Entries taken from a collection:
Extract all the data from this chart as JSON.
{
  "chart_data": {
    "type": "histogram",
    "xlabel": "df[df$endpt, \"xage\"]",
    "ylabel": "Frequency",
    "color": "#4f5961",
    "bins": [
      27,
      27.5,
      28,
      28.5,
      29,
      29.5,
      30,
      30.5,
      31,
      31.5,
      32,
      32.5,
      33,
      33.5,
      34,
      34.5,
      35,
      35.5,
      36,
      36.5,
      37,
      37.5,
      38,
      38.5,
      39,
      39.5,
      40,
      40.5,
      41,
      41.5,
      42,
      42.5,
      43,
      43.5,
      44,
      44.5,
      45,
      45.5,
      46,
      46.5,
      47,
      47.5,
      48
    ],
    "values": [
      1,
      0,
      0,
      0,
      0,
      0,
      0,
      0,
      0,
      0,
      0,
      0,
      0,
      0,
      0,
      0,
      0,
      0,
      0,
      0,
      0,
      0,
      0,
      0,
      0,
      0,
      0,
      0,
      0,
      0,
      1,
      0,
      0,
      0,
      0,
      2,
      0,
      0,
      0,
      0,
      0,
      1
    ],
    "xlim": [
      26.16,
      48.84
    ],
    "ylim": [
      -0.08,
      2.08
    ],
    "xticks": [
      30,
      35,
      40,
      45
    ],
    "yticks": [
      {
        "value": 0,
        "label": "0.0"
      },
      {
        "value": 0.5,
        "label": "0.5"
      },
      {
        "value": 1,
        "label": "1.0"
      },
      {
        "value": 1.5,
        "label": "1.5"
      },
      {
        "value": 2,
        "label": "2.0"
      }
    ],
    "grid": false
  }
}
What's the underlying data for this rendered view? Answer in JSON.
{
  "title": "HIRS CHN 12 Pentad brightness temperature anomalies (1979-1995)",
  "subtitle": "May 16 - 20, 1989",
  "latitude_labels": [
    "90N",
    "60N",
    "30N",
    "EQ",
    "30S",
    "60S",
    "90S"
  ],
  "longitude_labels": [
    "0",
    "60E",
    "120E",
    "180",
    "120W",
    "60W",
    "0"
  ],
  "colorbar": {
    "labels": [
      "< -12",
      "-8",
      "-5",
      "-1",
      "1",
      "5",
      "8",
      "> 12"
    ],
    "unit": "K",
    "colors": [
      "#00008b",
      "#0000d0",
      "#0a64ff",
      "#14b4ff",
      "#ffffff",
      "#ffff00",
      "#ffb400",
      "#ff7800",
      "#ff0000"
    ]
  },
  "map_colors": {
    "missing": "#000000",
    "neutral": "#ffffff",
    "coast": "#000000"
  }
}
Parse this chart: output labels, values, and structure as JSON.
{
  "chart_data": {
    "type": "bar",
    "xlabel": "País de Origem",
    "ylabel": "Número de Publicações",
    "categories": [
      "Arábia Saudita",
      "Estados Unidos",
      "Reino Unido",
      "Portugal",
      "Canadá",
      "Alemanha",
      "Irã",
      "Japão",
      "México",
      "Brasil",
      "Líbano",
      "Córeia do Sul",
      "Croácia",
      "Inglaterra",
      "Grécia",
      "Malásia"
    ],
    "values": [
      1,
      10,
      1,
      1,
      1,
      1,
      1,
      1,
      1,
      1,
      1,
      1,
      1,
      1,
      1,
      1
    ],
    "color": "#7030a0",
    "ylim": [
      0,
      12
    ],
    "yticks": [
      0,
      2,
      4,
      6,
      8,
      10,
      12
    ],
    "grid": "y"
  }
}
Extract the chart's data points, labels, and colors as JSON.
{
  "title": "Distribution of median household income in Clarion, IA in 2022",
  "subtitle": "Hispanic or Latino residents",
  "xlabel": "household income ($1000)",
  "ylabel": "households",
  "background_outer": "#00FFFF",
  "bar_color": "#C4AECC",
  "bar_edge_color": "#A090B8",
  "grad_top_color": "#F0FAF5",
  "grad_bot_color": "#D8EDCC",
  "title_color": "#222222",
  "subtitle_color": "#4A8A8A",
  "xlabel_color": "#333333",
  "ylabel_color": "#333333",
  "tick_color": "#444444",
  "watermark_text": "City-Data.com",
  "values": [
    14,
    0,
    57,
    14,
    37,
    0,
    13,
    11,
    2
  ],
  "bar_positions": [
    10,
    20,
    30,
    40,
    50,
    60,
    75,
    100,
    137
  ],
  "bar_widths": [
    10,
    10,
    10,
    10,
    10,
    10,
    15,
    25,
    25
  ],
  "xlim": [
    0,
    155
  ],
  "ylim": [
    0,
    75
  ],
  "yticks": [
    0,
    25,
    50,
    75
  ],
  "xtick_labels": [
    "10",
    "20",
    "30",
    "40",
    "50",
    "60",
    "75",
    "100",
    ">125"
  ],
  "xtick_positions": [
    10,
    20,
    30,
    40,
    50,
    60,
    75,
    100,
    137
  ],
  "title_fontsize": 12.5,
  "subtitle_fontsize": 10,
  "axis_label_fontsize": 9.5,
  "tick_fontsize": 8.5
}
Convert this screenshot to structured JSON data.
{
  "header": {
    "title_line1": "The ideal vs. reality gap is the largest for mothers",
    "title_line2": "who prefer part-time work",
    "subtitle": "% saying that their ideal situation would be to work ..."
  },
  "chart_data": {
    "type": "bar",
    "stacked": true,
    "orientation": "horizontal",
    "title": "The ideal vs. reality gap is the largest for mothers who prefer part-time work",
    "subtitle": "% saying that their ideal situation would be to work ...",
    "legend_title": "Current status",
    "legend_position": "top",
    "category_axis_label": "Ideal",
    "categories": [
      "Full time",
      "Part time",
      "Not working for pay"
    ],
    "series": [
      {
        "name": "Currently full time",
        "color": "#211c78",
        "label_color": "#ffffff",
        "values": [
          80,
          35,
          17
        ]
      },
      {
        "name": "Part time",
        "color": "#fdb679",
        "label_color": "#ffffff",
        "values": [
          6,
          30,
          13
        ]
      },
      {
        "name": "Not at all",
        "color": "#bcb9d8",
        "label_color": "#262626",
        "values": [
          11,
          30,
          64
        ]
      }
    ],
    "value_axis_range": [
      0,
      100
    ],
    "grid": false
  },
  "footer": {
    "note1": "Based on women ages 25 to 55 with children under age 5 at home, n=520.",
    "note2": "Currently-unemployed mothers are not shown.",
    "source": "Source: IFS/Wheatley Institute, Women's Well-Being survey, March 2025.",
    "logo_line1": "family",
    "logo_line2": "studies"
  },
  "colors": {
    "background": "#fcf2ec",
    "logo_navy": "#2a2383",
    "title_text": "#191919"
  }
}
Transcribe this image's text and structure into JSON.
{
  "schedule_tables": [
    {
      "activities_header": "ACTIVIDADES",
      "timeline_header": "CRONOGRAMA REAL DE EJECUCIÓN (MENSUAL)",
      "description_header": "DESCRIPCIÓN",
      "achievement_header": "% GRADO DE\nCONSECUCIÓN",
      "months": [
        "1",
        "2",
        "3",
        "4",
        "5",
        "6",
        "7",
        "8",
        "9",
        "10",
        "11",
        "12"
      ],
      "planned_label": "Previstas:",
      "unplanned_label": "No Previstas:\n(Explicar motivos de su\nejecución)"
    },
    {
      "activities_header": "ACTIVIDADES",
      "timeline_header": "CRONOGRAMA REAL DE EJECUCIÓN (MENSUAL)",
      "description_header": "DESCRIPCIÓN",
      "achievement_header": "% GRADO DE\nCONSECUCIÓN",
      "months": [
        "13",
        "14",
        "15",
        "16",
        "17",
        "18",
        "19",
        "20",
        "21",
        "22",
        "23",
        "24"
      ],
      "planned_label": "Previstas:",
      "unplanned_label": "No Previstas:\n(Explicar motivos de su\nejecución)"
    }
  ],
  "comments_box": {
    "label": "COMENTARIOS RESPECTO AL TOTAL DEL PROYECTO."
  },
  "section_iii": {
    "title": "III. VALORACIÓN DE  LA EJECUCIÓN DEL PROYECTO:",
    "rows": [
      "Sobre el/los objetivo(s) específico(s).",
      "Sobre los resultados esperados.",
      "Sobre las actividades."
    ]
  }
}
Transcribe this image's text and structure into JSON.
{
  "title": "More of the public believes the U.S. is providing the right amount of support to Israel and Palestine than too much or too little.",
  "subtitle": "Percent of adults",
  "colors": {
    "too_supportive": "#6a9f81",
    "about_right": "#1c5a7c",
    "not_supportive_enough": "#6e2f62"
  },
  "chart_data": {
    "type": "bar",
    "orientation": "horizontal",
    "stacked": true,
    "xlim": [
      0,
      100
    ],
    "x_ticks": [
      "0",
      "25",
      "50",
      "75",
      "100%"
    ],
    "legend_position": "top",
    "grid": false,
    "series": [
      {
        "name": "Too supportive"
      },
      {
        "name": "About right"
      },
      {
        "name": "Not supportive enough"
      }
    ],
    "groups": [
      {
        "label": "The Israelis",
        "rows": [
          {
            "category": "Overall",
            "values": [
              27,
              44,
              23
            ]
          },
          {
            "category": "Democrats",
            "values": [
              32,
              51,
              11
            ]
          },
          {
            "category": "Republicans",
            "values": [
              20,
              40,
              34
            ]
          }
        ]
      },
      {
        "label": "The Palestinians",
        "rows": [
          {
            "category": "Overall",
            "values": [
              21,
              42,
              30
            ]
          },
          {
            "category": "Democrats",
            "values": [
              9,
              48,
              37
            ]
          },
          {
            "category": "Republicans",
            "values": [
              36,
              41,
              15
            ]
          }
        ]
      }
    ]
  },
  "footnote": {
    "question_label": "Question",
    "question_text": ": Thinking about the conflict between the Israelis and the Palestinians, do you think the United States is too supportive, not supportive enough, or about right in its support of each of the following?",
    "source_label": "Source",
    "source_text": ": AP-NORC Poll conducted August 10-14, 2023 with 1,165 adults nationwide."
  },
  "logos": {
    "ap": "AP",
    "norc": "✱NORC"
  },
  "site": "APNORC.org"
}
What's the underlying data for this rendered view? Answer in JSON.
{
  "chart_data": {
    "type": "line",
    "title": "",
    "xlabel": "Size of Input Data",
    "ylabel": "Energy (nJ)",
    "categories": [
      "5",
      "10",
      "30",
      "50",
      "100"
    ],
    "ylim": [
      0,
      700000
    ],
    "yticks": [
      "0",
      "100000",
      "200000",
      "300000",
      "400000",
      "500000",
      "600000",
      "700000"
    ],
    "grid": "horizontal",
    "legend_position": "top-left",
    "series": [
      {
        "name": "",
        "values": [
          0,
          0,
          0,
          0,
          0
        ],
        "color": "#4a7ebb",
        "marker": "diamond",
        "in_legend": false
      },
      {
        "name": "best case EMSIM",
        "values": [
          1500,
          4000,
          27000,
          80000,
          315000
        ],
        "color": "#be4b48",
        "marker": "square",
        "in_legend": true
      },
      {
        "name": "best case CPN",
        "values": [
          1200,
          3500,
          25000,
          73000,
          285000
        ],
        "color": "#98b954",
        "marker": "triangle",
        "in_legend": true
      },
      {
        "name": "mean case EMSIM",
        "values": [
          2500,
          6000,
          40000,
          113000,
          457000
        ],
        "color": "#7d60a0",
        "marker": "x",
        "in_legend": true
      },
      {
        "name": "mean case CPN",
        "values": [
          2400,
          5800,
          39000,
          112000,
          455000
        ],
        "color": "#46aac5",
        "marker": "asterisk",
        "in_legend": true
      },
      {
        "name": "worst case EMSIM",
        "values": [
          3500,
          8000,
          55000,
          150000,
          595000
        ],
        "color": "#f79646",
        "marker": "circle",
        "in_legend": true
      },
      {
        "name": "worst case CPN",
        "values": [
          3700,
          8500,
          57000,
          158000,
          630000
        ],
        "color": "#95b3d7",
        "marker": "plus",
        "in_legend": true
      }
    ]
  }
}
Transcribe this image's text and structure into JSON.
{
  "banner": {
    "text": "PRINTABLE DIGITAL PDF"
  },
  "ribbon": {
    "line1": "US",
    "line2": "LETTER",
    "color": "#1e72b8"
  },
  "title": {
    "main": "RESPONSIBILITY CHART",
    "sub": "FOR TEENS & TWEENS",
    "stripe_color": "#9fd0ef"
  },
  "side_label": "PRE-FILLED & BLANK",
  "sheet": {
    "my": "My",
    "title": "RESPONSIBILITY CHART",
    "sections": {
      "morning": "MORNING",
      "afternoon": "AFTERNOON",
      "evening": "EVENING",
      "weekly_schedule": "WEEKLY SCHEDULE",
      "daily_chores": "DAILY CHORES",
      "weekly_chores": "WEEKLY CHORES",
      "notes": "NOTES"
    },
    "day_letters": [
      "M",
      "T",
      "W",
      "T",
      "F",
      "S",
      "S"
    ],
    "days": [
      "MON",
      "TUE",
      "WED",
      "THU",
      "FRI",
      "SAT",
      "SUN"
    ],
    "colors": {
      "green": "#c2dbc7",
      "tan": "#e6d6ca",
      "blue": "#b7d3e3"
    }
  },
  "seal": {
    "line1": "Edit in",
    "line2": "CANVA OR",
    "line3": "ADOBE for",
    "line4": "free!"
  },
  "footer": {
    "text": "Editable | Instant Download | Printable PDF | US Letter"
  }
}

**Task directions**
From the data, pick out every line that includes "ffffff".

**Task response**
      "#ffffff",
    "neutral": "#ffffff",
        "label_color": "#ffffff",
        "label_color": "#ffffff",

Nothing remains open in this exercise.